CONSIGNE:
Répondez s'il vous plaît à ces questions d'après le texte source :
(a) À qui la start-up « LA FOURCHETTE » s'est-elle vendue, et pour quel montant ?
(b) Pour combien Parker a-t-il vendu ses affaires ?
(c) Quels titres de la critique « vin-papier » sont nommés ?

On apprend ce jour (JDD page 21) que la start-up "LA FOURCHETTE" s'est vendue à l'américain Trip Advisor pour 110 millions d'euros.

On sait par ailleurs que Parker a vendu ses affaires pour moins de 15 millions d'euros. Le différentiel est considérable.

On sait aussi que la critique "vin-papier" - RFV, Terre de Vins, GaultMillau et autres - a un mal fou à boucler ses budgets et à avoir des numéros bénéficiaires.

Et on ne parle même pas de la critique "vin" internet qui est une foison de minuscules intervenants, la plupart du temps sans modèle économique… ce qui peut être à son honneur.

Il n'empêche : ce contraste pose des questions.

Pourquoi donc, dans le monde du vin, des millions de commentaires écrits ici et là sur le Web, personne n'a réussi, à ce jour, à monter un outil qui lui donnerait une valeur financière conséquente, capable d'intéresser ces moguls du cash que sont les Google, Ebay, Microsoft, Apple et autres fonds en quête de placements ?

ENTRÉES:
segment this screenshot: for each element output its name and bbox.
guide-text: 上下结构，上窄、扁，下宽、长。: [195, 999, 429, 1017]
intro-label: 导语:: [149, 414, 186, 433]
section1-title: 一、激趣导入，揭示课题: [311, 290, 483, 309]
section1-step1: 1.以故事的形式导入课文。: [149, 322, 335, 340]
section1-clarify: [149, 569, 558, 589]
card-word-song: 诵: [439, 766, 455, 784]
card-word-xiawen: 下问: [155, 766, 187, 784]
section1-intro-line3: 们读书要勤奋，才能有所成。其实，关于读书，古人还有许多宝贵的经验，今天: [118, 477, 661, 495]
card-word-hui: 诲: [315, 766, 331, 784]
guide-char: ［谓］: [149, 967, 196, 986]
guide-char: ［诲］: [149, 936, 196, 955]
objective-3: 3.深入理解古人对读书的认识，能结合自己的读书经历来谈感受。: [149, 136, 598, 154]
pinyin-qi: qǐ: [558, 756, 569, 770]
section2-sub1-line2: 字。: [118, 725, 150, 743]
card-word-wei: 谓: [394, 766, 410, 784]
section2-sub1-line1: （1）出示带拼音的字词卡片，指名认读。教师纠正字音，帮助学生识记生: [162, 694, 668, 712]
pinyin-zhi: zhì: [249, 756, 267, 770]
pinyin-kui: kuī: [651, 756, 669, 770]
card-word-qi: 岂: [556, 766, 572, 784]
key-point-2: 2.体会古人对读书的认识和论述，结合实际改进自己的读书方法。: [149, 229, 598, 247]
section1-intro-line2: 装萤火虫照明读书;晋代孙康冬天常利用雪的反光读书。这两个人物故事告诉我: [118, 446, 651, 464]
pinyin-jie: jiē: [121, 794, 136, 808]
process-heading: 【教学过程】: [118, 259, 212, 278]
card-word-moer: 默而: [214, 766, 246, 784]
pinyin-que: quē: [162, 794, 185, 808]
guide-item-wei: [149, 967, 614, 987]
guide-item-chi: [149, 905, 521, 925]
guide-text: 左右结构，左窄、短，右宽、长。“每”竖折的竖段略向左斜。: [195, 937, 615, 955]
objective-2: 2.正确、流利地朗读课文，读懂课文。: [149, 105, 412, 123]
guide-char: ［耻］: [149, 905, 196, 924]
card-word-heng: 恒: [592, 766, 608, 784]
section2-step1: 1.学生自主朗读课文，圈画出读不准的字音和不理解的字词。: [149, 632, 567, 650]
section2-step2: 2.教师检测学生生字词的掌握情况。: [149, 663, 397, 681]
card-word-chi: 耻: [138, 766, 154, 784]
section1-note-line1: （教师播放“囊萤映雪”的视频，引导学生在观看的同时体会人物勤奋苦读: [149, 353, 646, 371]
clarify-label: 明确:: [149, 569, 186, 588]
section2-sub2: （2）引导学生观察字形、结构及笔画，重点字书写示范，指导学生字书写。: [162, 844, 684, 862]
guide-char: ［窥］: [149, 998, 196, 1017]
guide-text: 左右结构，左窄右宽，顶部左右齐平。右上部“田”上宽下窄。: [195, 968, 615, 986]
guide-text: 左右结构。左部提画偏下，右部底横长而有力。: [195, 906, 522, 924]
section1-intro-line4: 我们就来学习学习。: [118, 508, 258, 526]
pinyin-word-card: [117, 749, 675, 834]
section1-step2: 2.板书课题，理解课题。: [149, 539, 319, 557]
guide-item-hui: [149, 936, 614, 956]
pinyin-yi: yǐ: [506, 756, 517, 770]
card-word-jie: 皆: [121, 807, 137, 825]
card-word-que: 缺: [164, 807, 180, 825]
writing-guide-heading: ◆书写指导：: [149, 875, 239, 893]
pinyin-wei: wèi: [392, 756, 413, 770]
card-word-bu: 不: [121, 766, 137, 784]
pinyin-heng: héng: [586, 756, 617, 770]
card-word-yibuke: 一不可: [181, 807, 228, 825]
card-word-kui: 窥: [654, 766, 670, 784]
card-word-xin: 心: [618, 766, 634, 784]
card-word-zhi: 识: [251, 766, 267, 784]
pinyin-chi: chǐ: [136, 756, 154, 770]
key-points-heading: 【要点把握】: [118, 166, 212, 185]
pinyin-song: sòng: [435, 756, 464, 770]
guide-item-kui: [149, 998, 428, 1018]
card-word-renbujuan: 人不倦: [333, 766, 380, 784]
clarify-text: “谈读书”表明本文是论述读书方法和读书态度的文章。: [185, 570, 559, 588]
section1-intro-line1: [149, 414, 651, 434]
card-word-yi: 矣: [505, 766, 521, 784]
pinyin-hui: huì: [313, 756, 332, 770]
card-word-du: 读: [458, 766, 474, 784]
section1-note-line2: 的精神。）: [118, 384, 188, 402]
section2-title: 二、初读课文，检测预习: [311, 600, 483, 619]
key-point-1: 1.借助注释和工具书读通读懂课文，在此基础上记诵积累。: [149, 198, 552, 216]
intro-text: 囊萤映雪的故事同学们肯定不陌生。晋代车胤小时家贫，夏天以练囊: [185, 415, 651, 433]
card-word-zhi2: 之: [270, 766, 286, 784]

CORRIGÉ:
(a) À l'américain Trip Advisor, pour 110 millions d'euros.
(b) Pour moins de 15 millions d'euros.
(c) RFV, Terre de Vins et GaultMillau.